◆ Brief ◆
Skip all pictures, then print the remaining material exactly.

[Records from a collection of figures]
>> START

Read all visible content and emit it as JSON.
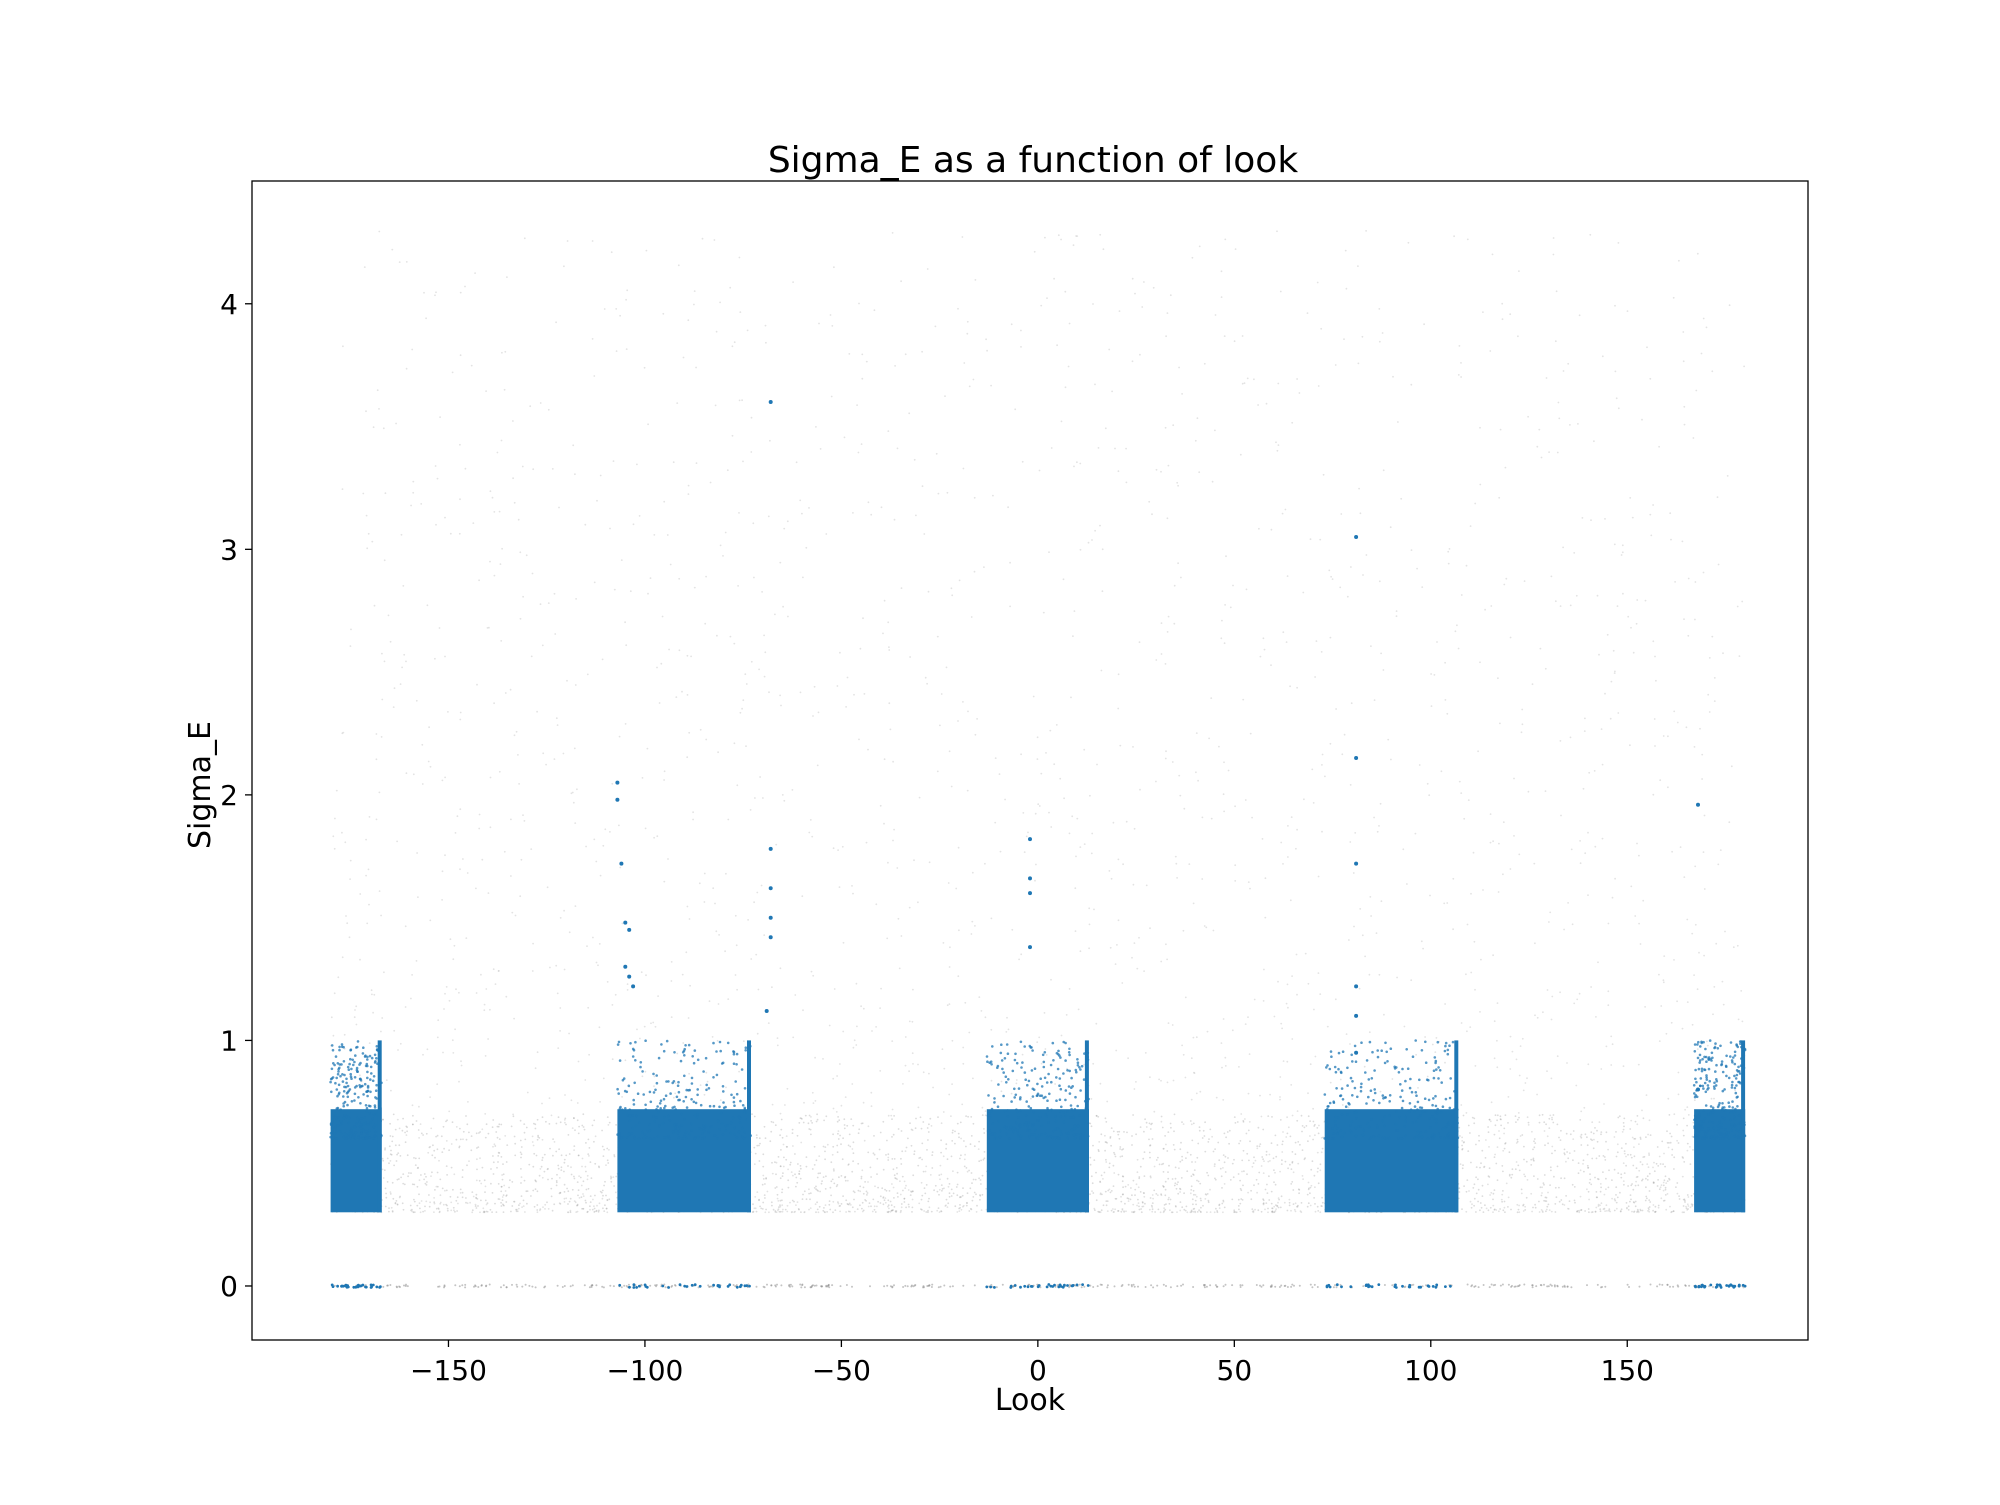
{
  "chart_data": {
    "type": "scatter",
    "title": "Sigma_E as a function of look",
    "xlabel": "Look",
    "ylabel": "Sigma_E",
    "xlim": [
      -200,
      196
    ],
    "ylim": [
      -0.22,
      4.5
    ],
    "x_ticks": [
      {
        "value": -150,
        "label": "−150"
      },
      {
        "value": -100,
        "label": "−100"
      },
      {
        "value": -50,
        "label": "−50"
      },
      {
        "value": 0,
        "label": "0"
      },
      {
        "value": 50,
        "label": "50"
      },
      {
        "value": 100,
        "label": "100"
      },
      {
        "value": 150,
        "label": "150"
      }
    ],
    "y_ticks": [
      {
        "value": 0,
        "label": "0"
      },
      {
        "value": 1,
        "label": "1"
      },
      {
        "value": 2,
        "label": "2"
      },
      {
        "value": 3,
        "label": "3"
      },
      {
        "value": 4,
        "label": "4"
      }
    ],
    "grid": false,
    "legend": "none",
    "series": [
      {
        "color": "#b0b0b0",
        "x_range": [
          -180,
          180
        ],
        "y_range": [
          0.3,
          4.3
        ],
        "dense_band": [
          0.3,
          0.7
        ],
        "zero_cluster": true
      },
      {
        "color": "#1f77b4",
        "look_ranges": [
          [
            -180,
            -167
          ],
          [
            -107,
            -73
          ],
          [
            -13,
            13
          ],
          [
            73,
            107
          ],
          [
            167,
            180
          ]
        ],
        "band": [
          0.3,
          1.0
        ],
        "zero_cluster": true,
        "outliers": [
          {
            "x": -68,
            "y": 3.6
          },
          {
            "x": -68,
            "y": 1.78
          },
          {
            "x": -68,
            "y": 1.62
          },
          {
            "x": -68,
            "y": 1.5
          },
          {
            "x": -68,
            "y": 1.42
          },
          {
            "x": -69,
            "y": 1.12
          },
          {
            "x": -107,
            "y": 2.05
          },
          {
            "x": -107,
            "y": 1.98
          },
          {
            "x": -106,
            "y": 1.72
          },
          {
            "x": -105,
            "y": 1.48
          },
          {
            "x": -104,
            "y": 1.45
          },
          {
            "x": -105,
            "y": 1.3
          },
          {
            "x": -104,
            "y": 1.26
          },
          {
            "x": -103,
            "y": 1.22
          },
          {
            "x": -2,
            "y": 1.82
          },
          {
            "x": -2,
            "y": 1.66
          },
          {
            "x": -2,
            "y": 1.6
          },
          {
            "x": -2,
            "y": 1.38
          },
          {
            "x": 81,
            "y": 3.05
          },
          {
            "x": 81,
            "y": 2.15
          },
          {
            "x": 81,
            "y": 1.72
          },
          {
            "x": 81,
            "y": 1.22
          },
          {
            "x": 81,
            "y": 1.1
          },
          {
            "x": 81,
            "y": 0.95
          },
          {
            "x": 168,
            "y": 1.96
          },
          {
            "x": 168,
            "y": 0.8
          }
        ]
      }
    ]
  }
}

>> END

◆ Worked answer ◆
Read all visible content and emit it as JSON.
{
  "chart_data": {
    "type": "scatter",
    "title": "Sigma_E as a function of look",
    "xlabel": "Look",
    "ylabel": "Sigma_E",
    "xlim": [
      -200,
      196
    ],
    "ylim": [
      -0.22,
      4.5
    ],
    "x_ticks": [
      {
        "value": -150,
        "label": "−150"
      },
      {
        "value": -100,
        "label": "−100"
      },
      {
        "value": -50,
        "label": "−50"
      },
      {
        "value": 0,
        "label": "0"
      },
      {
        "value": 50,
        "label": "50"
      },
      {
        "value": 100,
        "label": "100"
      },
      {
        "value": 150,
        "label": "150"
      }
    ],
    "y_ticks": [
      {
        "value": 0,
        "label": "0"
      },
      {
        "value": 1,
        "label": "1"
      },
      {
        "value": 2,
        "label": "2"
      },
      {
        "value": 3,
        "label": "3"
      },
      {
        "value": 4,
        "label": "4"
      }
    ],
    "grid": false,
    "legend": "none",
    "series": [
      {
        "color": "#b0b0b0",
        "x_range": [
          -180,
          180
        ],
        "y_range": [
          0.3,
          4.3
        ],
        "dense_band": [
          0.3,
          0.7
        ],
        "zero_cluster": true
      },
      {
        "color": "#1f77b4",
        "look_ranges": [
          [
            -180,
            -167
          ],
          [
            -107,
            -73
          ],
          [
            -13,
            13
          ],
          [
            73,
            107
          ],
          [
            167,
            180
          ]
        ],
        "band": [
          0.3,
          1.0
        ],
        "zero_cluster": true,
        "outliers": [
          {
            "x": -68,
            "y": 3.6
          },
          {
            "x": -68,
            "y": 1.78
          },
          {
            "x": -68,
            "y": 1.62
          },
          {
            "x": -68,
            "y": 1.5
          },
          {
            "x": -68,
            "y": 1.42
          },
          {
            "x": -69,
            "y": 1.12
          },
          {
            "x": -107,
            "y": 2.05
          },
          {
            "x": -107,
            "y": 1.98
          },
          {
            "x": -106,
            "y": 1.72
          },
          {
            "x": -105,
            "y": 1.48
          },
          {
            "x": -104,
            "y": 1.45
          },
          {
            "x": -105,
            "y": 1.3
          },
          {
            "x": -104,
            "y": 1.26
          },
          {
            "x": -103,
            "y": 1.22
          },
          {
            "x": -2,
            "y": 1.82
          },
          {
            "x": -2,
            "y": 1.66
          },
          {
            "x": -2,
            "y": 1.6
          },
          {
            "x": -2,
            "y": 1.38
          },
          {
            "x": 81,
            "y": 3.05
          },
          {
            "x": 81,
            "y": 2.15
          },
          {
            "x": 81,
            "y": 1.72
          },
          {
            "x": 81,
            "y": 1.22
          },
          {
            "x": 81,
            "y": 1.1
          },
          {
            "x": 81,
            "y": 0.95
          },
          {
            "x": 168,
            "y": 1.96
          },
          {
            "x": 168,
            "y": 0.8
          }
        ]
      }
    ]
  }
}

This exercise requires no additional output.